Extracted data entries:
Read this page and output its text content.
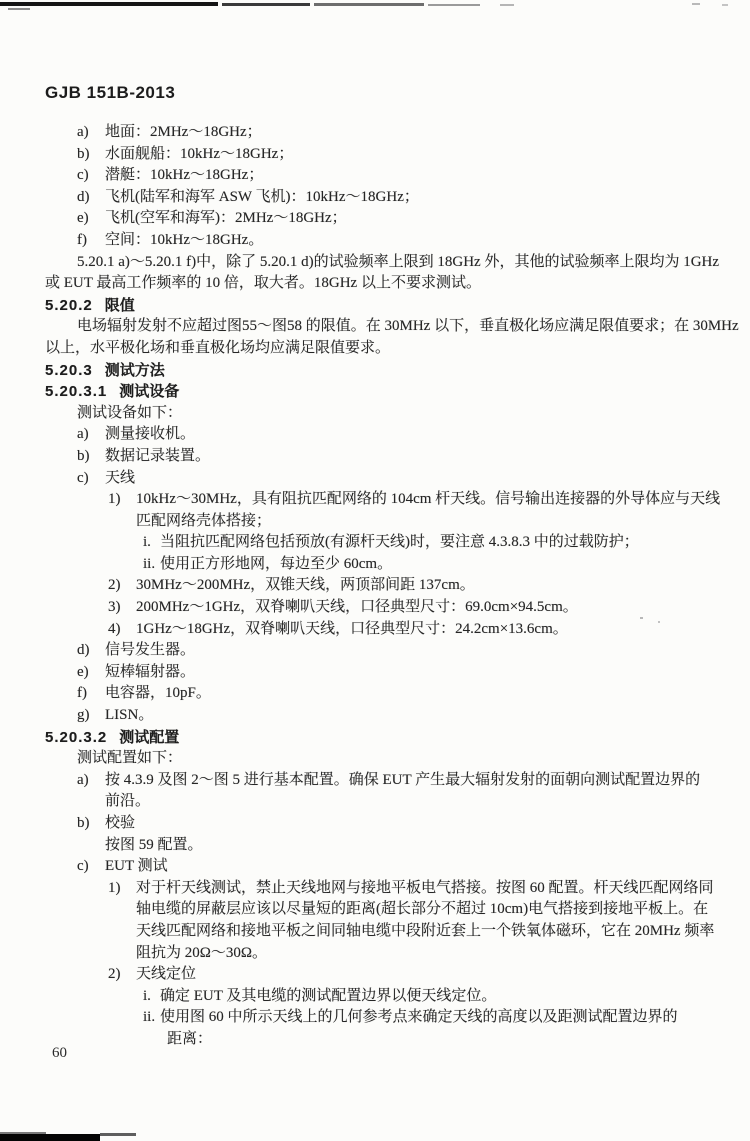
GJB 151B-2013
a) 地面：2MHz～18GHz；
b) 水面舰船：10kHz～18GHz；
c) 潜艇：10kHz～18GHz；
d) 飞机(陆军和海军 ASW 飞机)：10kHz～18GHz；
e) 飞机(空军和海军)：2MHz～18GHz；
f) 空间：10kHz～18GHz。
5.20.1 a)～5.20.1 f)中，除了 5.20.1 d)的试验频率上限到 18GHz 外，其他的试验频率上限均为 1GHz
或 EUT 最高工作频率的 10 倍，取大者。18GHz 以上不要求测试。
5.20.2 限值
电场辐射发射不应超过图55～图58 的限值。在 30MHz 以下，垂直极化场应满足限值要求；在 30MHz
以上，水平极化场和垂直极化场均应满足限值要求。
5.20.3 测试方法
5.20.3.1 测试设备
测试设备如下：
a) 测量接收机。
b) 数据记录装置。
c) 天线
1) 10kHz～30MHz，具有阻抗匹配网络的 104cm 杆天线。信号输出连接器的外导体应与天线
匹配网络壳体搭接；
i. 当阻抗匹配网络包括预放(有源杆天线)时，要注意 4.3.8.3 中的过载防护；
ii. 使用正方形地网，每边至少 60cm。
2) 30MHz～200MHz，双锥天线，两顶部间距 137cm。
3) 200MHz～1GHz，双脊喇叭天线，口径典型尺寸：69.0cm×94.5cm。
4) 1GHz～18GHz，双脊喇叭天线，口径典型尺寸：24.2cm×13.6cm。
d) 信号发生器。
e) 短棒辐射器。
f) 电容器，10pF。
g) LISN。
5.20.3.2 测试配置
测试配置如下：
a) 按 4.3.9 及图 2～图 5 进行基本配置。确保 EUT 产生最大辐射发射的面朝向测试配置边界的
前沿。
b) 校验
按图 59 配置。
c) EUT 测试
1) 对于杆天线测试，禁止天线地网与接地平板电气搭接。按图 60 配置。杆天线匹配网络同
轴电缆的屏蔽层应该以尽量短的距离(超长部分不超过 10cm)电气搭接到接地平板上。在
天线匹配网络和接地平板之间同轴电缆中段附近套上一个铁氧体磁环，它在 20MHz 频率
阻抗为 20Ω～30Ω。
2) 天线定位
i. 确定 EUT 及其电缆的测试配置边界以便天线定位。
ii. 使用图 60 中所示天线上的几何参考点来确定天线的高度以及距测试配置边界的
距离：
60
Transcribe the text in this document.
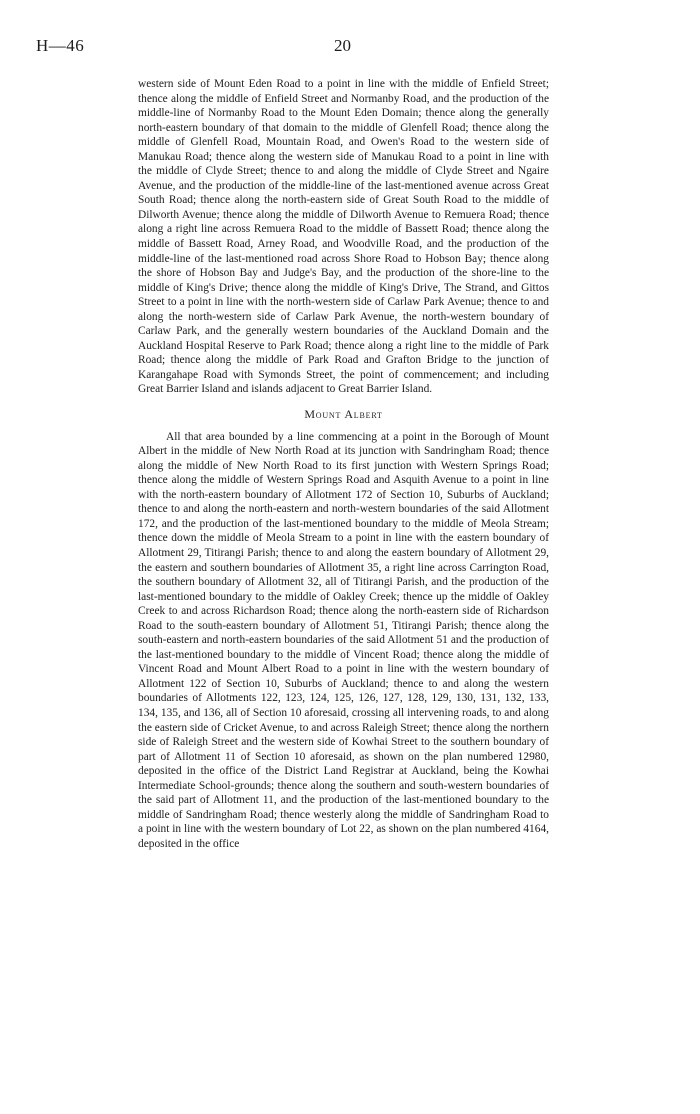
H—46	20

western side of Mount Eden Road to a point in line with the middle of Enfield Street; thence along the middle of Enfield Street and Normanby Road, and the production of the middle-line of Normanby Road to the Mount Eden Domain; thence along the generally north-eastern boundary of that domain to the middle of Glenfell Road; thence along the middle of Glenfell Road, Mountain Road, and Owen's Road to the western side of Manukau Road; thence along the western side of Manukau Road to a point in line with the middle of Clyde Street; thence to and along the middle of Clyde Street and Ngaire Avenue, and the production of the middle-line of the last-mentioned avenue across Great South Road; thence along the north-eastern side of Great South Road to the middle of Dilworth Avenue; thence along the middle of Dilworth Avenue to Remuera Road; thence along a right line across Remuera Road to the middle of Bassett Road; thence along the middle of Bassett Road, Arney Road, and Woodville Road, and the production of the middle-line of the last-mentioned road across Shore Road to Hobson Bay; thence along the shore of Hobson Bay and Judge's Bay, and the production of the shore-line to the middle of King's Drive; thence along the middle of King's Drive, The Strand, and Gittos Street to a point in line with the north-western side of Carlaw Park Avenue; thence to and along the north-western side of Carlaw Park Avenue, the north-western boundary of Carlaw Park, and the generally western boundaries of the Auckland Domain and the Auckland Hospital Reserve to Park Road; thence along a right line to the middle of Park Road; thence along the middle of Park Road and Grafton Bridge to the junction of Karangahape Road with Symonds Street, the point of commencement; and including Great Barrier Island and islands adjacent to Great Barrier Island.

Mount Albert

All that area bounded by a line commencing at a point in the Borough of Mount Albert in the middle of New North Road at its junction with Sandringham Road; thence along the middle of New North Road to its first junction with Western Springs Road; thence along the middle of Western Springs Road and Asquith Avenue to a point in line with the north-eastern boundary of Allotment 172 of Section 10, Suburbs of Auckland; thence to and along the north-eastern and north-western boundaries of the said Allotment 172, and the production of the last-mentioned boundary to the middle of Meola Stream; thence down the middle of Meola Stream to a point in line with the eastern boundary of Allotment 29, Titirangi Parish; thence to and along the eastern boundary of Allotment 29, the eastern and southern boundaries of Allotment 35, a right line across Carrington Road, the southern boundary of Allotment 32, all of Titirangi Parish, and the production of the last-mentioned boundary to the middle of Oakley Creek; thence up the middle of Oakley Creek to and across Richardson Road; thence along the north-eastern side of Richardson Road to the south-eastern boundary of Allotment 51, Titirangi Parish; thence along the south-eastern and north-eastern boundaries of the said Allotment 51 and the production of the last-mentioned boundary to the middle of Vincent Road; thence along the middle of Vincent Road and Mount Albert Road to a point in line with the western boundary of Allotment 122 of Section 10, Suburbs of Auckland; thence to and along the western boundaries of Allotments 122, 123, 124, 125, 126, 127, 128, 129, 130, 131, 132, 133, 134, 135, and 136, all of Section 10 aforesaid, crossing all intervening roads, to and along the eastern side of Cricket Avenue, to and across Raleigh Street; thence along the northern side of Raleigh Street and the western side of Kowhai Street to the southern boundary of part of Allotment 11 of Section 10 aforesaid, as shown on the plan numbered 12980, deposited in the office of the District Land Registrar at Auckland, being the Kowhai Intermediate School-grounds; thence along the southern and south-western boundaries of the said part of Allotment 11, and the production of the last-mentioned boundary to the middle of Sandringham Road; thence westerly along the middle of Sandringham Road to a point in line with the western boundary of Lot 22, as shown on the plan numbered 4164, deposited in the office
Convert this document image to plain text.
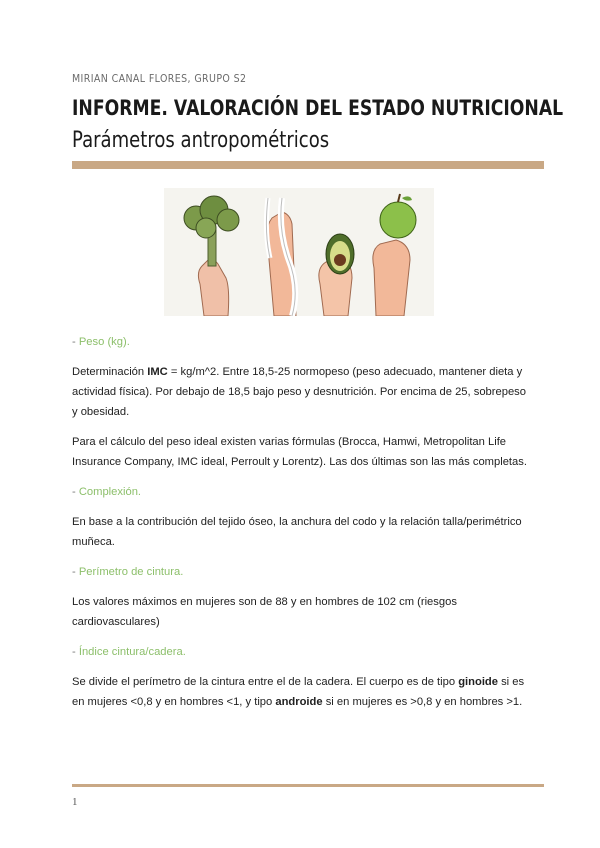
MIRIAN CANAL FLORES, GRUPO S2
INFORME. VALORACIÓN DEL ESTADO NUTRICIONAL
Parámetros antropométricos

- Peso (kg).

Determinación IMC = kg/m^2. Entre 18,5-25 normopeso (peso adecuado, mantener dieta y actividad física). Por debajo de 18,5 bajo peso y desnutrición. Por encima de 25, sobrepeso y obesidad.

Para el cálculo del peso ideal existen varias fórmulas (Brocca, Hamwi, Metropolitan Life Insurance Company, IMC ideal, Perroult y Lorentz). Las dos últimas son las más completas.

- Complexión.

En base a la contribución del tejido óseo, la anchura del codo y la relación talla/perimétrico muñeca.

- Perímetro de cintura.

Los valores máximos en mujeres son de 88 y en hombres de 102 cm (riesgos cardiovasculares)

- Índice cintura/cadera.

Se divide el perímetro de la cintura entre el de la cadera. El cuerpo es de tipo ginoide si es en mujeres <0,8 y en hombres <1, y tipo androide si en mujeres es >0,8 y en hombres >1.

1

> _TASK INSTRUCTIONS_: Locate each line containing the string "cintura" and show it.

> _ANSWER_:
- Perímetro de cintura.
- Índice cintura/cadera.
Se divide el perímetro de la cintura entre el de la cadera. El cuerpo es de tipo ginoide si es en mujeres <0,8 y en hombres <1, y tipo androide si en mujeres es >0,8 y en hombres >1.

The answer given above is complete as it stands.